#### AIM:
Write out the data again in full, exactly as it reads.
[BEGIN]
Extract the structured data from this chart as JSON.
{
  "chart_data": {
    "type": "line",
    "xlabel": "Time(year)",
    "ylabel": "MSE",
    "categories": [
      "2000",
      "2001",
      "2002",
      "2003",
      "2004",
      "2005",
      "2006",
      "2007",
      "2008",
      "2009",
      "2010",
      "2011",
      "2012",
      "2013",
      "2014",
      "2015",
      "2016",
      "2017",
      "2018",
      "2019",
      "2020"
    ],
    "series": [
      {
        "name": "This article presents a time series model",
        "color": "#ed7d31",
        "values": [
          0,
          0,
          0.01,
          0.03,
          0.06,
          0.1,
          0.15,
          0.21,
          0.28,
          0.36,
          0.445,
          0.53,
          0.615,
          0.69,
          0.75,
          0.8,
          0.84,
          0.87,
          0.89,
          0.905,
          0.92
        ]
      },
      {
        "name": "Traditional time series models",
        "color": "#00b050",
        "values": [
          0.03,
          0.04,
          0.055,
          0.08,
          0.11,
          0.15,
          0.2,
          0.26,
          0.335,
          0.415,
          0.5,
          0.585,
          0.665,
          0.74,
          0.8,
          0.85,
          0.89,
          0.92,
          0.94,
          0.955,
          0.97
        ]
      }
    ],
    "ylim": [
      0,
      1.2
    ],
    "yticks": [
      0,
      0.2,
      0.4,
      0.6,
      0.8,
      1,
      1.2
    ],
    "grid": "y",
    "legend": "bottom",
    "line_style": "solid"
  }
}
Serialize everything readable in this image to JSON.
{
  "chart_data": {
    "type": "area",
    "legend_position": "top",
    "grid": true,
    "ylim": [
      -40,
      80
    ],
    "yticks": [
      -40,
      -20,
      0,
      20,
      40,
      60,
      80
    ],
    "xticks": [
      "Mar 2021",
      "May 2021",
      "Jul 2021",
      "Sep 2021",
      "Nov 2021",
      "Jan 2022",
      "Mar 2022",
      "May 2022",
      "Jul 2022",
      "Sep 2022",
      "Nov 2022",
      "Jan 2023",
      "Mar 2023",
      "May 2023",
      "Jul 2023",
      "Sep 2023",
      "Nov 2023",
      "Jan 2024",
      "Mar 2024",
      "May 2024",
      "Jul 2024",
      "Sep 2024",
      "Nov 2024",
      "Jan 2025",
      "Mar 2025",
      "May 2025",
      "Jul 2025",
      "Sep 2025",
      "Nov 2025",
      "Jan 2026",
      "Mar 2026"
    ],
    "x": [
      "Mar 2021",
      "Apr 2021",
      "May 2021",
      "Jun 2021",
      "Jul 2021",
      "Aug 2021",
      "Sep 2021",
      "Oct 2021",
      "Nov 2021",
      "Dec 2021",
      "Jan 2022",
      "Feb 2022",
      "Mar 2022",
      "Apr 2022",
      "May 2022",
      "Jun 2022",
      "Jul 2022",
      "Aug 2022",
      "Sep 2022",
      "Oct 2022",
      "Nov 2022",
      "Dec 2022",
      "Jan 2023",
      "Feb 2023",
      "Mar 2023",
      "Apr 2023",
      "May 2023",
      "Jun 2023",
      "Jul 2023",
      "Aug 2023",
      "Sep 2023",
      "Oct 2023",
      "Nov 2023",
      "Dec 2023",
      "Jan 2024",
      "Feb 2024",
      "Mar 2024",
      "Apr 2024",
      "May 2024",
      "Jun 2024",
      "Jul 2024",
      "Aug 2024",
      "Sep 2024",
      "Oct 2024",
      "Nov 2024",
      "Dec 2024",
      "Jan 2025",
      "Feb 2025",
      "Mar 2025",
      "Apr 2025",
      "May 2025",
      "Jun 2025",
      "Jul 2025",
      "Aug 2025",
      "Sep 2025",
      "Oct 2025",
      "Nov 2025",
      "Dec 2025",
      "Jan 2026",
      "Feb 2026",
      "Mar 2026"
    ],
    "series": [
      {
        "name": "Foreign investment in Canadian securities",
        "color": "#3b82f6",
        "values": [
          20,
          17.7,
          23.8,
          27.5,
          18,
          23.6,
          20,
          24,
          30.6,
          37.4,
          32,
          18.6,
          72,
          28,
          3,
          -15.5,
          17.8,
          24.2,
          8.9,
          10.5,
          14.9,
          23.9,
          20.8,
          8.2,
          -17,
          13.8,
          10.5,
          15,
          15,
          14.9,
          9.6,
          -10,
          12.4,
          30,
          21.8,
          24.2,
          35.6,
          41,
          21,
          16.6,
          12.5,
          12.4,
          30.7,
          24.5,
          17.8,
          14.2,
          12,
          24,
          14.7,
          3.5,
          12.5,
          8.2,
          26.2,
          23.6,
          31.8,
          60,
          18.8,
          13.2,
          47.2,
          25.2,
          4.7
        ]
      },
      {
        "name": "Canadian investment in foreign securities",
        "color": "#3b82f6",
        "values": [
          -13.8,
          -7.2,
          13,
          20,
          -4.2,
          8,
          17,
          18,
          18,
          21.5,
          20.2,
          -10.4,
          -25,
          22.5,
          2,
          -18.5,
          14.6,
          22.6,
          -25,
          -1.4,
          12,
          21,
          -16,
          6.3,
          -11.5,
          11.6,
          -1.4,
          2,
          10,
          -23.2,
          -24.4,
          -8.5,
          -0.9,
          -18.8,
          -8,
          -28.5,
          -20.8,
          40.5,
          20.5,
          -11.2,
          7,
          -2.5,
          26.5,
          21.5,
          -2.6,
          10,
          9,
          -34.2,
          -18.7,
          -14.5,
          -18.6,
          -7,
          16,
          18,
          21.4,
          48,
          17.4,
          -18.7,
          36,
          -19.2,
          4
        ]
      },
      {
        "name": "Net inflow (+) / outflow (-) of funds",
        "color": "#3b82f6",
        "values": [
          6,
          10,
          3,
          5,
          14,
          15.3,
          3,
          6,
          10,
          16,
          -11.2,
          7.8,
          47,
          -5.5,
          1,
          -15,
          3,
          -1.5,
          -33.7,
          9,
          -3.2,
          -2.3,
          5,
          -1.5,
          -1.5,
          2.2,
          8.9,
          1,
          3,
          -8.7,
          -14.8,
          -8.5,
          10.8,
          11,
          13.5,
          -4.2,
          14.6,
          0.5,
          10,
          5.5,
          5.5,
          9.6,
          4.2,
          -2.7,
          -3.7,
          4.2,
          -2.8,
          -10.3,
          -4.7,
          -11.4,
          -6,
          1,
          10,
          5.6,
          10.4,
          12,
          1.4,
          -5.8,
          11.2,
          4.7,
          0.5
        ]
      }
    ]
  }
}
[END]
#### FINISHED EXERCISE:
Extract the structured data from this chart as JSON.
{
  "chart_data": {
    "type": "line",
    "xlabel": "Time(year)",
    "ylabel": "MSE",
    "categories": [
      "2000",
      "2001",
      "2002",
      "2003",
      "2004",
      "2005",
      "2006",
      "2007",
      "2008",
      "2009",
      "2010",
      "2011",
      "2012",
      "2013",
      "2014",
      "2015",
      "2016",
      "2017",
      "2018",
      "2019",
      "2020"
    ],
    "series": [
      {
        "name": "This article presents a time series model",
        "color": "#ed7d31",
        "values": [
          0,
          0,
          0.01,
          0.03,
          0.06,
          0.1,
          0.15,
          0.21,
          0.28,
          0.36,
          0.445,
          0.53,
          0.615,
          0.69,
          0.75,
          0.8,
          0.84,
          0.87,
          0.89,
          0.905,
          0.92
        ]
      },
      {
        "name": "Traditional time series models",
        "color": "#00b050",
        "values": [
          0.03,
          0.04,
          0.055,
          0.08,
          0.11,
          0.15,
          0.2,
          0.26,
          0.335,
          0.415,
          0.5,
          0.585,
          0.665,
          0.74,
          0.8,
          0.85,
          0.89,
          0.92,
          0.94,
          0.955,
          0.97
        ]
      }
    ],
    "ylim": [
      0,
      1.2
    ],
    "yticks": [
      0,
      0.2,
      0.4,
      0.6,
      0.8,
      1,
      1.2
    ],
    "grid": "y",
    "legend": "bottom",
    "line_style": "solid"
  }
}
Serialize everything readable in this image to JSON.
{
  "chart_data": {
    "type": "area",
    "legend_position": "top",
    "grid": true,
    "ylim": [
      -40,
      80
    ],
    "yticks": [
      -40,
      -20,
      0,
      20,
      40,
      60,
      80
    ],
    "xticks": [
      "Mar 2021",
      "May 2021",
      "Jul 2021",
      "Sep 2021",
      "Nov 2021",
      "Jan 2022",
      "Mar 2022",
      "May 2022",
      "Jul 2022",
      "Sep 2022",
      "Nov 2022",
      "Jan 2023",
      "Mar 2023",
      "May 2023",
      "Jul 2023",
      "Sep 2023",
      "Nov 2023",
      "Jan 2024",
      "Mar 2024",
      "May 2024",
      "Jul 2024",
      "Sep 2024",
      "Nov 2024",
      "Jan 2025",
      "Mar 2025",
      "May 2025",
      "Jul 2025",
      "Sep 2025",
      "Nov 2025",
      "Jan 2026",
      "Mar 2026"
    ],
    "x": [
      "Mar 2021",
      "Apr 2021",
      "May 2021",
      "Jun 2021",
      "Jul 2021",
      "Aug 2021",
      "Sep 2021",
      "Oct 2021",
      "Nov 2021",
      "Dec 2021",
      "Jan 2022",
      "Feb 2022",
      "Mar 2022",
      "Apr 2022",
      "May 2022",
      "Jun 2022",
      "Jul 2022",
      "Aug 2022",
      "Sep 2022",
      "Oct 2022",
      "Nov 2022",
      "Dec 2022",
      "Jan 2023",
      "Feb 2023",
      "Mar 2023",
      "Apr 2023",
      "May 2023",
      "Jun 2023",
      "Jul 2023",
      "Aug 2023",
      "Sep 2023",
      "Oct 2023",
      "Nov 2023",
      "Dec 2023",
      "Jan 2024",
      "Feb 2024",
      "Mar 2024",
      "Apr 2024",
      "May 2024",
      "Jun 2024",
      "Jul 2024",
      "Aug 2024",
      "Sep 2024",
      "Oct 2024",
      "Nov 2024",
      "Dec 2024",
      "Jan 2025",
      "Feb 2025",
      "Mar 2025",
      "Apr 2025",
      "May 2025",
      "Jun 2025",
      "Jul 2025",
      "Aug 2025",
      "Sep 2025",
      "Oct 2025",
      "Nov 2025",
      "Dec 2025",
      "Jan 2026",
      "Feb 2026",
      "Mar 2026"
    ],
    "series": [
      {
        "name": "Foreign investment in Canadian securities",
        "color": "#3b82f6",
        "values": [
          20,
          17.7,
          23.8,
          27.5,
          18,
          23.6,
          20,
          24,
          30.6,
          37.4,
          32,
          18.6,
          72,
          28,
          3,
          -15.5,
          17.8,
          24.2,
          8.9,
          10.5,
          14.9,
          23.9,
          20.8,
          8.2,
          -17,
          13.8,
          10.5,
          15,
          15,
          14.9,
          9.6,
          -10,
          12.4,
          30,
          21.8,
          24.2,
          35.6,
          41,
          21,
          16.6,
          12.5,
          12.4,
          30.7,
          24.5,
          17.8,
          14.2,
          12,
          24,
          14.7,
          3.5,
          12.5,
          8.2,
          26.2,
          23.6,
          31.8,
          60,
          18.8,
          13.2,
          47.2,
          25.2,
          4.7
        ]
      },
      {
        "name": "Canadian investment in foreign securities",
        "color": "#3b82f6",
        "values": [
          -13.8,
          -7.2,
          13,
          20,
          -4.2,
          8,
          17,
          18,
          18,
          21.5,
          20.2,
          -10.4,
          -25,
          22.5,
          2,
          -18.5,
          14.6,
          22.6,
          -25,
          -1.4,
          12,
          21,
          -16,
          6.3,
          -11.5,
          11.6,
          -1.4,
          2,
          10,
          -23.2,
          -24.4,
          -8.5,
          -0.9,
          -18.8,
          -8,
          -28.5,
          -20.8,
          40.5,
          20.5,
          -11.2,
          7,
          -2.5,
          26.5,
          21.5,
          -2.6,
          10,
          9,
          -34.2,
          -18.7,
          -14.5,
          -18.6,
          -7,
          16,
          18,
          21.4,
          48,
          17.4,
          -18.7,
          36,
          -19.2,
          4
        ]
      },
      {
        "name": "Net inflow (+) / outflow (-) of funds",
        "color": "#3b82f6",
        "values": [
          6,
          10,
          3,
          5,
          14,
          15.3,
          3,
          6,
          10,
          16,
          -11.2,
          7.8,
          47,
          -5.5,
          1,
          -15,
          3,
          -1.5,
          -33.7,
          9,
          -3.2,
          -2.3,
          5,
          -1.5,
          -1.5,
          2.2,
          8.9,
          1,
          3,
          -8.7,
          -14.8,
          -8.5,
          10.8,
          11,
          13.5,
          -4.2,
          14.6,
          0.5,
          10,
          5.5,
          5.5,
          9.6,
          4.2,
          -2.7,
          -3.7,
          4.2,
          -2.8,
          -10.3,
          -4.7,
          -11.4,
          -6,
          1,
          10,
          5.6,
          10.4,
          12,
          1.4,
          -5.8,
          11.2,
          4.7,
          0.5
        ]
      }
    ]
  }
}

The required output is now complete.